- **What is asked**
Print all the data, keeping every line exactly as it is.

>> begin Input material

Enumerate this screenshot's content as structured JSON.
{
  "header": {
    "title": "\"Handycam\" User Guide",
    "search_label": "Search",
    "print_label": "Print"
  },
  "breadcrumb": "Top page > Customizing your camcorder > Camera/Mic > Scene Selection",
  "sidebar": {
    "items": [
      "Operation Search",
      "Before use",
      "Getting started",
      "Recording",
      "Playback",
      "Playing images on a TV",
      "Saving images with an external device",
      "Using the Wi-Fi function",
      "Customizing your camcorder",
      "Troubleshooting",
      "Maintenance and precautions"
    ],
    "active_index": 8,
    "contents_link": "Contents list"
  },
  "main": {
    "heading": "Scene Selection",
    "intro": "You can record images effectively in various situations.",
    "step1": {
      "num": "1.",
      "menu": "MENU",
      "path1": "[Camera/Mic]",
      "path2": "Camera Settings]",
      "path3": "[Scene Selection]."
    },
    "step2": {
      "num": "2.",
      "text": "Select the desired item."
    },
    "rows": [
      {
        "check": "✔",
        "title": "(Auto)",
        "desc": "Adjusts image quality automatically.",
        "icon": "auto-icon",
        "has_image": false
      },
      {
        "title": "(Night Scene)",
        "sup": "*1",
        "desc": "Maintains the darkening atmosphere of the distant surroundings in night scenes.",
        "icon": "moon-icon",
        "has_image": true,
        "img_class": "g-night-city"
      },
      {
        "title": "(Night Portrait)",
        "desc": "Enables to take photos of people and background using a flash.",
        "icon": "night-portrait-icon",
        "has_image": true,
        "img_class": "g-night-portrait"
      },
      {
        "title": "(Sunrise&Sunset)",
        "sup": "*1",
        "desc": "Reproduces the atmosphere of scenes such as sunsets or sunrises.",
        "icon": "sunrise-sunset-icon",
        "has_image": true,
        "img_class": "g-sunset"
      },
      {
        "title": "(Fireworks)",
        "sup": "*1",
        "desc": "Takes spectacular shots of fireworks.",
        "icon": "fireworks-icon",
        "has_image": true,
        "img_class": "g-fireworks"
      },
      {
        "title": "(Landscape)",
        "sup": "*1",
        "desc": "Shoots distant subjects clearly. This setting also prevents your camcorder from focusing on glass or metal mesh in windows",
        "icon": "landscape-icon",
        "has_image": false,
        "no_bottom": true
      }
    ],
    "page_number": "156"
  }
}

>> end Input material

- **Result of the task**
Enumerate this screenshot's content as structured JSON.
{
  "header": {
    "title": "\"Handycam\" User Guide",
    "search_label": "Search",
    "print_label": "Print"
  },
  "breadcrumb": "Top page > Customizing your camcorder > Camera/Mic > Scene Selection",
  "sidebar": {
    "items": [
      "Operation Search",
      "Before use",
      "Getting started",
      "Recording",
      "Playback",
      "Playing images on a TV",
      "Saving images with an external device",
      "Using the Wi-Fi function",
      "Customizing your camcorder",
      "Troubleshooting",
      "Maintenance and precautions"
    ],
    "active_index": 8,
    "contents_link": "Contents list"
  },
  "main": {
    "heading": "Scene Selection",
    "intro": "You can record images effectively in various situations.",
    "step1": {
      "num": "1.",
      "menu": "MENU",
      "path1": "[Camera/Mic]",
      "path2": "Camera Settings]",
      "path3": "[Scene Selection]."
    },
    "step2": {
      "num": "2.",
      "text": "Select the desired item."
    },
    "rows": [
      {
        "check": "✔",
        "title": "(Auto)",
        "desc": "Adjusts image quality automatically.",
        "icon": "auto-icon",
        "has_image": false
      },
      {
        "title": "(Night Scene)",
        "sup": "*1",
        "desc": "Maintains the darkening atmosphere of the distant surroundings in night scenes.",
        "icon": "moon-icon",
        "has_image": true,
        "img_class": "g-night-city"
      },
      {
        "title": "(Night Portrait)",
        "desc": "Enables to take photos of people and background using a flash.",
        "icon": "night-portrait-icon",
        "has_image": true,
        "img_class": "g-night-portrait"
      },
      {
        "title": "(Sunrise&Sunset)",
        "sup": "*1",
        "desc": "Reproduces the atmosphere of scenes such as sunsets or sunrises.",
        "icon": "sunrise-sunset-icon",
        "has_image": true,
        "img_class": "g-sunset"
      },
      {
        "title": "(Fireworks)",
        "sup": "*1",
        "desc": "Takes spectacular shots of fireworks.",
        "icon": "fireworks-icon",
        "has_image": true,
        "img_class": "g-fireworks"
      },
      {
        "title": "(Landscape)",
        "sup": "*1",
        "desc": "Shoots distant subjects clearly. This setting also prevents your camcorder from focusing on glass or metal mesh in windows",
        "icon": "landscape-icon",
        "has_image": false,
        "no_bottom": true
      }
    ],
    "page_number": "156"
  }
}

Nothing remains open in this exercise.